*DATASET RECORDS*.
********************

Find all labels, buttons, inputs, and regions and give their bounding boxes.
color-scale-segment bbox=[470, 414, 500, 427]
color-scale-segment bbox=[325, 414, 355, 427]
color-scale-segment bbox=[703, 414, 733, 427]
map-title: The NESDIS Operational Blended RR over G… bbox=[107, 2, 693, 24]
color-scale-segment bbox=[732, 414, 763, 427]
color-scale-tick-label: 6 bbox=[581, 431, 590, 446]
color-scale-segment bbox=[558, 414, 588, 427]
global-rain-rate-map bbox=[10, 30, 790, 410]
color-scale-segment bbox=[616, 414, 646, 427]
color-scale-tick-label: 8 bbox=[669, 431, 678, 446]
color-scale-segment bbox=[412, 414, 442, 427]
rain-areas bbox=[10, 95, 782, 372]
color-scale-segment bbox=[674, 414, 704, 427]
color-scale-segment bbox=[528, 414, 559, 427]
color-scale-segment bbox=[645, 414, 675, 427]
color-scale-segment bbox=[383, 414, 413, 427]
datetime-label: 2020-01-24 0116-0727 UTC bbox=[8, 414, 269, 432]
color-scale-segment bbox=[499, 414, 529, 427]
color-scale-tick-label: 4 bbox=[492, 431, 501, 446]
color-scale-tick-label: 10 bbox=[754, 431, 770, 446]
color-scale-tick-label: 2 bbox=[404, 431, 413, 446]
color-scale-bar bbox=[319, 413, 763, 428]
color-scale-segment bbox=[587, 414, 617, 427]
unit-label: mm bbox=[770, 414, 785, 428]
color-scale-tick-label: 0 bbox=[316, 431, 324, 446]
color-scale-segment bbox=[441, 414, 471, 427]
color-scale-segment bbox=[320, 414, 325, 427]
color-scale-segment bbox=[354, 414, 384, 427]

********************

*GIVEN PROBLEM*. Reproduce every line of the data above, character for character, with nothing left out or changed.

*RESULT FOR THIS TASK*.
Find all labels, buttons, inputs, and regions and give their bounding boxes.
color-scale-segment bbox=[470, 414, 500, 427]
color-scale-segment bbox=[325, 414, 355, 427]
color-scale-segment bbox=[703, 414, 733, 427]
map-title: The NESDIS Operational Blended RR over G… bbox=[107, 2, 693, 24]
color-scale-segment bbox=[732, 414, 763, 427]
color-scale-tick-label: 6 bbox=[581, 431, 590, 446]
color-scale-segment bbox=[558, 414, 588, 427]
global-rain-rate-map bbox=[10, 30, 790, 410]
color-scale-segment bbox=[616, 414, 646, 427]
color-scale-tick-label: 8 bbox=[669, 431, 678, 446]
color-scale-segment bbox=[412, 414, 442, 427]
rain-areas bbox=[10, 95, 782, 372]
color-scale-segment bbox=[674, 414, 704, 427]
color-scale-segment bbox=[528, 414, 559, 427]
color-scale-segment bbox=[645, 414, 675, 427]
color-scale-segment bbox=[383, 414, 413, 427]
datetime-label: 2020-01-24 0116-0727 UTC bbox=[8, 414, 269, 432]
color-scale-segment bbox=[499, 414, 529, 427]
color-scale-tick-label: 4 bbox=[492, 431, 501, 446]
color-scale-tick-label: 10 bbox=[754, 431, 770, 446]
color-scale-tick-label: 2 bbox=[404, 431, 413, 446]
color-scale-bar bbox=[319, 413, 763, 428]
color-scale-segment bbox=[587, 414, 617, 427]
unit-label: mm bbox=[770, 414, 785, 428]
color-scale-tick-label: 0 bbox=[316, 431, 324, 446]
color-scale-segment bbox=[441, 414, 471, 427]
color-scale-segment bbox=[320, 414, 325, 427]
color-scale-segment bbox=[354, 414, 384, 427]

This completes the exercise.